THE PROBLEM
Every line below that mentions the word "Gesamtsumme" should be copied out.

EXERCISE DATA
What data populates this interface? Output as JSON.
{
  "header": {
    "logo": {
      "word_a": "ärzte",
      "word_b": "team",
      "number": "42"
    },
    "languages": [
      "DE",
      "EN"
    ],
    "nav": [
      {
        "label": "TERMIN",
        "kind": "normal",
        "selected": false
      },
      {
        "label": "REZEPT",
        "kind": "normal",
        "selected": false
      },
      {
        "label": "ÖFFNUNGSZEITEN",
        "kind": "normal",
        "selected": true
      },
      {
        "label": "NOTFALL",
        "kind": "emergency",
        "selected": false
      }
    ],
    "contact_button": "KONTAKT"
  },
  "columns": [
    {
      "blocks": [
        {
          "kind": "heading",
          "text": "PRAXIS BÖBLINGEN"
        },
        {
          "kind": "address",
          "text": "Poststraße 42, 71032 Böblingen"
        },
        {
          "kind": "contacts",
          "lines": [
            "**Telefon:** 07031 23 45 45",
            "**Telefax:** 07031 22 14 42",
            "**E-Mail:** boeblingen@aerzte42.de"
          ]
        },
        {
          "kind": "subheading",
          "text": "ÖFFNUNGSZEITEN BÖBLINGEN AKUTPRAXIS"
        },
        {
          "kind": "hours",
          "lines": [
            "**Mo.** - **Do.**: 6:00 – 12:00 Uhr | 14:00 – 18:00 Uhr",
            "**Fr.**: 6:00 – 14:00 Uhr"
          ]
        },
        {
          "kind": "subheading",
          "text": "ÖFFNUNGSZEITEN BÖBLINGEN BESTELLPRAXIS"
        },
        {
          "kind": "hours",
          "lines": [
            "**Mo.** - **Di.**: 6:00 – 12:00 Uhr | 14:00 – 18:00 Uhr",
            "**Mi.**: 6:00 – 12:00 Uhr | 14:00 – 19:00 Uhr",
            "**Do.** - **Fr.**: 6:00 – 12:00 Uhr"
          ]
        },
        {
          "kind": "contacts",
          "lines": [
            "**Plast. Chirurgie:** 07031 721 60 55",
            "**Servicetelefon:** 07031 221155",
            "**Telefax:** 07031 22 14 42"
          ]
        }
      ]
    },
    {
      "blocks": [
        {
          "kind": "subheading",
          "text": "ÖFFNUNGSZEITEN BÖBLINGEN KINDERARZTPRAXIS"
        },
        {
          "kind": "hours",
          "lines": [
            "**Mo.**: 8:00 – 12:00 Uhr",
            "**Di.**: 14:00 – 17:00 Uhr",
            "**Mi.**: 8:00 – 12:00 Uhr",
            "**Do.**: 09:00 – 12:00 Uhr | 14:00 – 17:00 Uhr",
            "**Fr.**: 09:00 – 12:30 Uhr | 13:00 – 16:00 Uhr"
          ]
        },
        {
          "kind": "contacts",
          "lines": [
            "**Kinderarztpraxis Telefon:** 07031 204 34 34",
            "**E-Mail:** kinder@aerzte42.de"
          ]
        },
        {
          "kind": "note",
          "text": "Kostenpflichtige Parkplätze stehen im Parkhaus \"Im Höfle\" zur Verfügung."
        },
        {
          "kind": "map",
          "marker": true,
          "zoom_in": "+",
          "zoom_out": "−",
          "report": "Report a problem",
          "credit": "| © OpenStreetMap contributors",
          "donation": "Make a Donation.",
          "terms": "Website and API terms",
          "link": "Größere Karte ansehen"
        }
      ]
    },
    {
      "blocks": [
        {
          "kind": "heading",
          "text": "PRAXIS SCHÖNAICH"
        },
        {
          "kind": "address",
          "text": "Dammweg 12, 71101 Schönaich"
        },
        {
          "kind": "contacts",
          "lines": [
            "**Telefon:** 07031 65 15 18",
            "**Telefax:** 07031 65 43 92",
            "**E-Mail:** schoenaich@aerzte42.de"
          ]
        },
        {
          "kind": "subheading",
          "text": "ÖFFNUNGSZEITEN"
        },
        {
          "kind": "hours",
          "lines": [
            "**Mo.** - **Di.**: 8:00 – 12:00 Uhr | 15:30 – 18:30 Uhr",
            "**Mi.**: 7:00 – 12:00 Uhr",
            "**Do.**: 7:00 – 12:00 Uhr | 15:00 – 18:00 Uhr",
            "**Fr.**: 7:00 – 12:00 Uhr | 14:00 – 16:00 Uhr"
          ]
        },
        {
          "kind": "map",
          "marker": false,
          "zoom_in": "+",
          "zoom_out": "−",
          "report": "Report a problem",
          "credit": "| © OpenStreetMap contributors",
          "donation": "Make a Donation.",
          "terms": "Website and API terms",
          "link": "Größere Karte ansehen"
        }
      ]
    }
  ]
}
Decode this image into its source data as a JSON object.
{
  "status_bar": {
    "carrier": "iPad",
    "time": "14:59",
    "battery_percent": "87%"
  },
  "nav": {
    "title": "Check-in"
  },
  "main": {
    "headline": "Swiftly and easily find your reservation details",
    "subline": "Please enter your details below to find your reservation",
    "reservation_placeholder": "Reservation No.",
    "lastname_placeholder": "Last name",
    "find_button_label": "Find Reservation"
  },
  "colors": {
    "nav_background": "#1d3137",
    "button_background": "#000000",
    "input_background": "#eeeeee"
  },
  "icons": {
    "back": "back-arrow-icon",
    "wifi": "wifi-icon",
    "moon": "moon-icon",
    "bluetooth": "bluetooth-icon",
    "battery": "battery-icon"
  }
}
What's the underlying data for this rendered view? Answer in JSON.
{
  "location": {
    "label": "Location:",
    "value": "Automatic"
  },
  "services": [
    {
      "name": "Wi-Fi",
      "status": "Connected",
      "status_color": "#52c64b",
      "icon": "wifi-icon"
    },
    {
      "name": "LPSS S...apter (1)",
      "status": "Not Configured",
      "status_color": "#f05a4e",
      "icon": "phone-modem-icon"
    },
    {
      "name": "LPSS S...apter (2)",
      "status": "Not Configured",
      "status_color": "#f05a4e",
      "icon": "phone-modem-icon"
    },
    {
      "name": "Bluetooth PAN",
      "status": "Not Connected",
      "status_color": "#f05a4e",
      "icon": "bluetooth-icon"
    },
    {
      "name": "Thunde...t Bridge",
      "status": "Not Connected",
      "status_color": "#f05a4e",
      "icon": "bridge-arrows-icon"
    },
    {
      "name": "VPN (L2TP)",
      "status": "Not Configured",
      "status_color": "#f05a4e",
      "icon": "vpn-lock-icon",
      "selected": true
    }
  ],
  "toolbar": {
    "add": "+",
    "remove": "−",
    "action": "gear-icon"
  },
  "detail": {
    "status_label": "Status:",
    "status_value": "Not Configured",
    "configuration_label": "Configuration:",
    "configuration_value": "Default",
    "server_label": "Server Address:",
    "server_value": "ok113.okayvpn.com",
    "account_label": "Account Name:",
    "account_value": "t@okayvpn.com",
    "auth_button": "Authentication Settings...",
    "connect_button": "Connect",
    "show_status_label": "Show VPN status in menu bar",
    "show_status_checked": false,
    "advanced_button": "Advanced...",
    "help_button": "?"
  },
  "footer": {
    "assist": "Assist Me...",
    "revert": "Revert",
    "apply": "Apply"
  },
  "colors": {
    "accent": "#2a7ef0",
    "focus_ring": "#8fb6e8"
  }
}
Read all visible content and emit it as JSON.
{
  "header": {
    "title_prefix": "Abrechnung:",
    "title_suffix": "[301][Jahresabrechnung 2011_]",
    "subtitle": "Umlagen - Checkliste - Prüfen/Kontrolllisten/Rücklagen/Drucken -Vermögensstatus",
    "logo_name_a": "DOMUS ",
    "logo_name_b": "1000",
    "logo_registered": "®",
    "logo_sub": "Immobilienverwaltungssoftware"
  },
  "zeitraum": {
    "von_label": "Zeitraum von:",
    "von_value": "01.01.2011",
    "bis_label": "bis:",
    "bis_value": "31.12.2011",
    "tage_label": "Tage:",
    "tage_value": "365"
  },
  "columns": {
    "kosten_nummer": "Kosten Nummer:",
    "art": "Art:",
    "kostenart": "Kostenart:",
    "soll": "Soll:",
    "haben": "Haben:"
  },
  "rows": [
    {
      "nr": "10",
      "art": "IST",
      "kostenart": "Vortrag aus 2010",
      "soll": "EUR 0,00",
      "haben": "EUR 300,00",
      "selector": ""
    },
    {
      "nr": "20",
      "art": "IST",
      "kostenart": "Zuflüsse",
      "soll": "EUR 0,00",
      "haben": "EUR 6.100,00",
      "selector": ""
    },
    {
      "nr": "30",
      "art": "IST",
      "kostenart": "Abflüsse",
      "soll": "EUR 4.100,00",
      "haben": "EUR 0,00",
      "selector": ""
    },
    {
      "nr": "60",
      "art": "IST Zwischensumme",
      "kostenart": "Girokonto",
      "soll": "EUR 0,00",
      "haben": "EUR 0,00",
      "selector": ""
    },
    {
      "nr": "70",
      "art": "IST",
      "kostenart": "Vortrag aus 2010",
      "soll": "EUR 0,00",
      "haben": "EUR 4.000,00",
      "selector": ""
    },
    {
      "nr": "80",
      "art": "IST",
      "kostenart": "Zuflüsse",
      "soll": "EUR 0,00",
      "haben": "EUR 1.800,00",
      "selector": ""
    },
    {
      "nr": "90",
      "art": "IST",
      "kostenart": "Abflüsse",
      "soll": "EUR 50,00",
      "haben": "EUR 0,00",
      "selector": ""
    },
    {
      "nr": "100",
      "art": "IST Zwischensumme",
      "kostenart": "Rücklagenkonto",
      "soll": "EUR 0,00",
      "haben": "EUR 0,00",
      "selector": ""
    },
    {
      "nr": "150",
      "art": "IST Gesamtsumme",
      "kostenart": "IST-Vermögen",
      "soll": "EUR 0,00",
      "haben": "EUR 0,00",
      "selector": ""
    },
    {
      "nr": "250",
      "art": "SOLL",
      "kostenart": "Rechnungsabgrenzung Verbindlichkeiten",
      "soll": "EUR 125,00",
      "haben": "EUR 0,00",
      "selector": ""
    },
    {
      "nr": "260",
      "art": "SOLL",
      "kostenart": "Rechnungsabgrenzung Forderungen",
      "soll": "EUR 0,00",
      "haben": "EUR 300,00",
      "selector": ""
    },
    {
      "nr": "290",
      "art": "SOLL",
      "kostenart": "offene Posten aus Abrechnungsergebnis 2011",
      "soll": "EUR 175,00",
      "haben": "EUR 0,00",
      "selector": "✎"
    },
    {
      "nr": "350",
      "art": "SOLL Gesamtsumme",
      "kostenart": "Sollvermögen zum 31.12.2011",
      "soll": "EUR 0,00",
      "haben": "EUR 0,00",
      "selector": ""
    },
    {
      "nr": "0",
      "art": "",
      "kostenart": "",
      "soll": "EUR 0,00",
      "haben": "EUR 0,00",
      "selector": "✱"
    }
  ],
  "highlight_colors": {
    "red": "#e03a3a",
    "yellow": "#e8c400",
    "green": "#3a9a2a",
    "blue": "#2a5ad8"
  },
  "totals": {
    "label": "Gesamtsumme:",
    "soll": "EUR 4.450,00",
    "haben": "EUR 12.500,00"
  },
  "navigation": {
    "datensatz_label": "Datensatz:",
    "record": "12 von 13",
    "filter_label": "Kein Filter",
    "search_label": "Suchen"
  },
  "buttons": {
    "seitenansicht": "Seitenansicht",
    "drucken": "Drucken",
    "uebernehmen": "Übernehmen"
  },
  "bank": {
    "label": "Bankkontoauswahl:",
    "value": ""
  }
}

PROBLEM SOLUTION
      "art": "IST Gesamtsumme",
      "art": "SOLL Gesamtsumme",
    "label": "Gesamtsumme:",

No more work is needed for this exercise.